## REQUIRED TASKS
**a)** Please rewrite the pet loss passage starting at "Children eight and" and ending at "their lost pet.", replacing "clinginess" with "neediness".
**b)** Answer these questions from the pet loss passage:
(i) How long does the period of clinginess last for many children eight and older?
(ii) How do veterinarians euthanize pets?
(iii) About what share of the author's clients decide to be present during euthanasia?

## PROVIDED PASSAGE

<<<<

Your child may wish to have a funeral for the pet. Such a ceremony is a fitting way to say goodbye. Don’t rush out and purchase a new pet to ease the grief. Allow your children a reasonable time to accept the loss.

Children eight and older generally understand the permanence of death. Sometime the loss of a pet triggers a concern about the possible death of their parents. They may become curious about death and its implications and you should be ready to engage them in frank and honest discussions about the subject. These children will experience many of the stages of grief that you experience. They may have transient problems concentrating in school and relapse to more juvenile behaviors. Many enter a period of clinginess that lasts a few weeks.

Teenage children react similarly to adults. Denial is more common in this age group as are stoicness, numbness and lack of emotional display. It is often years after the loss before these adolescents feel good about discussing their attachments to their lost pet.


Euthanasia:

There comes a time for many of us when euthanasia becomes the loving thing to do. This is because veterinary medicine, like human medicine, has succeeded in extending life beyond the point where quality of life is satisfactory.

No mater how long a pet lives with us, the time will never be enough and we will never realize the strength of our attachment to a pet until it is gone. Quality of life issues bring most clients to me for euthanasia. Usually they rely on me to reinforce and affirm their decision to put the pet to sleep. I have found that loving pet owners usually recognize when their pet is suffering seriously. If there is a sin, it is delaying this moment of decision beyond its proper time. Guilt often weighs heavily on the person who must make this decision and it is rare for there to be unanimity within the family. But do your Buddy this favor when you see in its eyes that the time has come.

Is The Time Now?

In leading my clients to a decision regarding euthanasia I guide them through important questions. First, what is the current quality of their pet’s life? Is the pet still happy and playful? Does it show joy and affection? Is it eating well and is it aware of its surroundings? Is the pet in pain? Have we exhausted nursing and veterinary care? How is the pet’s illness affecting the family? Can you or your family really afford the cost of care that will likely be unrewarding?

Once the decision has been made to put the pet to sleep you must decide if you want to be present while it is done. Veterinarians euthanize pets by administering an overdose of barbiturate anesthetics intravenously. The process is painless. You can cradle your pet while this is done or you can wait in the reception area until the process is complete. About seventy-five percent of my clients decide to be present. Most of my clients elect to have the pet cremated although some of the more traditional owners still bury the pet in their back yards. You can also burry the ashes of you pet in a treasured spot. Alternatives include every option offered in human funerals and interment.

>>>>

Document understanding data
<<<<

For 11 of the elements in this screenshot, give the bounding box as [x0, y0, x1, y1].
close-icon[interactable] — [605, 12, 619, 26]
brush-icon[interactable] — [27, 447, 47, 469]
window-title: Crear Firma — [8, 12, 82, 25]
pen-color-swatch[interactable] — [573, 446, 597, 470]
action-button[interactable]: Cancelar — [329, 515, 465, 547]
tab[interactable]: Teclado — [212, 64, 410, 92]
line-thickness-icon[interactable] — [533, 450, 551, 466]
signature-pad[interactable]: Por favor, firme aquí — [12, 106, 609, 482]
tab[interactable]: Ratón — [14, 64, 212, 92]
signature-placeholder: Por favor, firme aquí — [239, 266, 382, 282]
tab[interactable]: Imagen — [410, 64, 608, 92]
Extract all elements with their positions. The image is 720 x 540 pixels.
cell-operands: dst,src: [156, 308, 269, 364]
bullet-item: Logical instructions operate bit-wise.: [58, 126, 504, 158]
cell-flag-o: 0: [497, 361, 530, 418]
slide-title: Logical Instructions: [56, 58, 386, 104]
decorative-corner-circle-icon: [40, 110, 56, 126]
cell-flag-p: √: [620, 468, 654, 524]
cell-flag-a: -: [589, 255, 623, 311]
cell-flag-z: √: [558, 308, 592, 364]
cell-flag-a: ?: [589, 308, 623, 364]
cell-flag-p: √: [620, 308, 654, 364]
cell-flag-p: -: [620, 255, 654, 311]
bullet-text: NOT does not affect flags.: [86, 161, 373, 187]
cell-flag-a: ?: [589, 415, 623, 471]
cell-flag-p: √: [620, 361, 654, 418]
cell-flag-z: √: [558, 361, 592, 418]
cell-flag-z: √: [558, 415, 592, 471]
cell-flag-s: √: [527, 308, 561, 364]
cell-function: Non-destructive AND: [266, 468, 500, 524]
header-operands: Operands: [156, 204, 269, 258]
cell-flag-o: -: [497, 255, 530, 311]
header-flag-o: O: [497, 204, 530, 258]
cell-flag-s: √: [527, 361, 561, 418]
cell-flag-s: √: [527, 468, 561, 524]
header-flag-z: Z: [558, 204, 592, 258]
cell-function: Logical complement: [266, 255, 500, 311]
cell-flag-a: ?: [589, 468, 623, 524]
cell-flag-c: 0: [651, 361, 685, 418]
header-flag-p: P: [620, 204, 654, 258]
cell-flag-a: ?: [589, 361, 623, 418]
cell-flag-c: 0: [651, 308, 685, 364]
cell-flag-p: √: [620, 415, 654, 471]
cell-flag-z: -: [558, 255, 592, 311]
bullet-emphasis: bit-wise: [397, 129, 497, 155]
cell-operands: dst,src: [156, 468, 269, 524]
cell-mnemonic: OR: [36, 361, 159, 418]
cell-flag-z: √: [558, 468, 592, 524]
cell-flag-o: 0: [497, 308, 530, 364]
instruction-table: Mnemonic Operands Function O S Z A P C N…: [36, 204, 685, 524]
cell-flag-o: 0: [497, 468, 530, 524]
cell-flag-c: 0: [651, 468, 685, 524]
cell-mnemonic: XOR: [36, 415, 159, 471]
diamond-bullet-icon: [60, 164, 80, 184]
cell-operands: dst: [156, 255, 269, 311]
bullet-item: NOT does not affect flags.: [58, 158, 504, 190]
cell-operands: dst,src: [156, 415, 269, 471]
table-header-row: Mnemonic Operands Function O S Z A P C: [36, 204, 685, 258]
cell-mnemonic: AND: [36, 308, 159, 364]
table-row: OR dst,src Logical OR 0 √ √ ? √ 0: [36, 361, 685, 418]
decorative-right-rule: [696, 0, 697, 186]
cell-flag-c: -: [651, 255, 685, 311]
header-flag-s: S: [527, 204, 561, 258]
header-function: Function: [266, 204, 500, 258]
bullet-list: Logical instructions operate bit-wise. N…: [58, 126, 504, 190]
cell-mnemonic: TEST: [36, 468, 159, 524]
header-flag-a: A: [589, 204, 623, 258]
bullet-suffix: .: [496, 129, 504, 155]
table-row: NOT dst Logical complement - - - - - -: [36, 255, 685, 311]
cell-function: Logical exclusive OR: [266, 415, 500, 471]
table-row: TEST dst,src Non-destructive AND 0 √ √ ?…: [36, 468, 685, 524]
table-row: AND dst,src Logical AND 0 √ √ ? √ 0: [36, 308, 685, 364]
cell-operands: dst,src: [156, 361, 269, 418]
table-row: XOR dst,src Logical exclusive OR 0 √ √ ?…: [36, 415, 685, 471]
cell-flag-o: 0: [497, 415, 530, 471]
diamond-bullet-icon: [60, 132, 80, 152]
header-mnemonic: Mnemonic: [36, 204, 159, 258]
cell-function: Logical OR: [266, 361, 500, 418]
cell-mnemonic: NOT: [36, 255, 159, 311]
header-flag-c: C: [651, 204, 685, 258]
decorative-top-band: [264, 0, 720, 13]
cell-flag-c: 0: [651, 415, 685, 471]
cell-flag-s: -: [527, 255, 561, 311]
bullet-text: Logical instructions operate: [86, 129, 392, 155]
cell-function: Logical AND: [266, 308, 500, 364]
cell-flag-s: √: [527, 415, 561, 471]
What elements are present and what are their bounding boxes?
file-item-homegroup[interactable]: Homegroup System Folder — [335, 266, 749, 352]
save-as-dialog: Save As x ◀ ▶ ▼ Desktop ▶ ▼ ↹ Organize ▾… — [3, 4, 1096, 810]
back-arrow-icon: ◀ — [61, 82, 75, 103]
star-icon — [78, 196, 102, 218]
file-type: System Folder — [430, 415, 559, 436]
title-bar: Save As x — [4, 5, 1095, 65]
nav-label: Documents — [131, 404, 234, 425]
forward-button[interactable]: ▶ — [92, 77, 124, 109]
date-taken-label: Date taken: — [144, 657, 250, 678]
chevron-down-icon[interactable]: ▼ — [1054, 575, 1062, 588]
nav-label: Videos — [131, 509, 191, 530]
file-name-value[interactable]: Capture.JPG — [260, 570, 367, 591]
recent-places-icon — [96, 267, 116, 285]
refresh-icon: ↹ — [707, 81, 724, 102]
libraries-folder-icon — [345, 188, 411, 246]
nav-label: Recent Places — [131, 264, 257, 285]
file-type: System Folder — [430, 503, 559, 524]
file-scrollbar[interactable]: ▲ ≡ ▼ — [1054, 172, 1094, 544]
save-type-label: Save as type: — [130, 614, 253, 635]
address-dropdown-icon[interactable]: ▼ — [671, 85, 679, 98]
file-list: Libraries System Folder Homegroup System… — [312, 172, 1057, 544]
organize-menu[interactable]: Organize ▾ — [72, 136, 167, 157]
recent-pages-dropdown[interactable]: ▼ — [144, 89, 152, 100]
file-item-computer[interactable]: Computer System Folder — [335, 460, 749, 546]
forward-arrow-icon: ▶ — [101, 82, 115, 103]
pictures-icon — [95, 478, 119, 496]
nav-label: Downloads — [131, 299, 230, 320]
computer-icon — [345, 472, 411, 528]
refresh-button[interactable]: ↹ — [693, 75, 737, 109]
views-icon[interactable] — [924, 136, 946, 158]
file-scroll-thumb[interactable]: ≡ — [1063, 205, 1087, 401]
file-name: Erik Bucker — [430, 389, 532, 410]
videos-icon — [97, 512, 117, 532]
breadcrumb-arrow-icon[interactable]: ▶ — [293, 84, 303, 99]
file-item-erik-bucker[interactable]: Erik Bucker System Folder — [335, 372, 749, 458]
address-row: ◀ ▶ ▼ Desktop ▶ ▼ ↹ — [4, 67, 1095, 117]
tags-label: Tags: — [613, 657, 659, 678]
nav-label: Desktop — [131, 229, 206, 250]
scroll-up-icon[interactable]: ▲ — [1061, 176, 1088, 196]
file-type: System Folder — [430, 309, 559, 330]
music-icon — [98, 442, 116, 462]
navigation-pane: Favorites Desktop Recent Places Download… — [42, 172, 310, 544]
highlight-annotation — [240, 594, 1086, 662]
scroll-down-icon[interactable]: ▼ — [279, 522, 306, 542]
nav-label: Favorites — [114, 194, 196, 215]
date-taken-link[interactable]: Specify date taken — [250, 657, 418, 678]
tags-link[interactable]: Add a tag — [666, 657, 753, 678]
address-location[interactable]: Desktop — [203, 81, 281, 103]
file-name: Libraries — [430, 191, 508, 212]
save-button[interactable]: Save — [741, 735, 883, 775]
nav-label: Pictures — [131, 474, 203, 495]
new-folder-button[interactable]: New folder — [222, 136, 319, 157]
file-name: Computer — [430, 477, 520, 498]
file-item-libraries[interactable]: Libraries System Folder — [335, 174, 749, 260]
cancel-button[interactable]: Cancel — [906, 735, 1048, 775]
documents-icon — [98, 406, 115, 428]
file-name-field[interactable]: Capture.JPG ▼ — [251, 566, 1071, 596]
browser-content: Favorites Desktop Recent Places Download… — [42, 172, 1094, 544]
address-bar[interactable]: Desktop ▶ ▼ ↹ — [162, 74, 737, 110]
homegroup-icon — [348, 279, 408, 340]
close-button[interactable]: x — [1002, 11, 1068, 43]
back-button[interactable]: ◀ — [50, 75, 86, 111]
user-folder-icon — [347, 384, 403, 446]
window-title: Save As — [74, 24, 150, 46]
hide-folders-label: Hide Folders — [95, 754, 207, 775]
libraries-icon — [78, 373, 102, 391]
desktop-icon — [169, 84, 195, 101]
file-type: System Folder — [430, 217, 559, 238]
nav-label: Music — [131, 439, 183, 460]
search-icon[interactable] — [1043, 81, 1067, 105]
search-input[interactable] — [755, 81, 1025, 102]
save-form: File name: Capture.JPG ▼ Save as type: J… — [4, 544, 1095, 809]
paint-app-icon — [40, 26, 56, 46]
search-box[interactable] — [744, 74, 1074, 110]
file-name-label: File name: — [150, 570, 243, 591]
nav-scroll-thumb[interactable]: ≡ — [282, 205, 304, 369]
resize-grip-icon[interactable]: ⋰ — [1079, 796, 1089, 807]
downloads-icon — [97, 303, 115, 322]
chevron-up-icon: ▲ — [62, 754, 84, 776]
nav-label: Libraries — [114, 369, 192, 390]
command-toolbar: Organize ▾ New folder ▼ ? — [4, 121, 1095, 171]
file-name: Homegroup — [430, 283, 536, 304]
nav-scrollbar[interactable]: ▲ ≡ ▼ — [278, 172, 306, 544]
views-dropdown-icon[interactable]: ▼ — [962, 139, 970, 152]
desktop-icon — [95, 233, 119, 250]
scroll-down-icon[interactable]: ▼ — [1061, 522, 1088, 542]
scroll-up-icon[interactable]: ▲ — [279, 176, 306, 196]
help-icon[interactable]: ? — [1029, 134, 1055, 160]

>>>>

## TASK RESPONSES
**a)**
Children eight and older generally understand the permanence of death. Sometime the loss of a pet triggers a concern about the possible death of their parents. They may become curious about death and its implications and you should be ready to engage them in frank and honest discussions about the subject. These children will experience many of the stages of grief that you experience. They may have transient problems concentrating in school and relapse to more juvenile behaviors. Many enter a period of neediness that lasts a few weeks.

Teenage children react similarly to adults. Denial is more common in this age group as are stoicness, numbness and lack of emotional display. It is often years after the loss before these adolescents feel good about discussing their attachments to their lost pet.

**b)**
(i) A few weeks.
(ii) By administering an overdose of barbiturate anesthetics intravenously.
(iii) About seventy-five percent.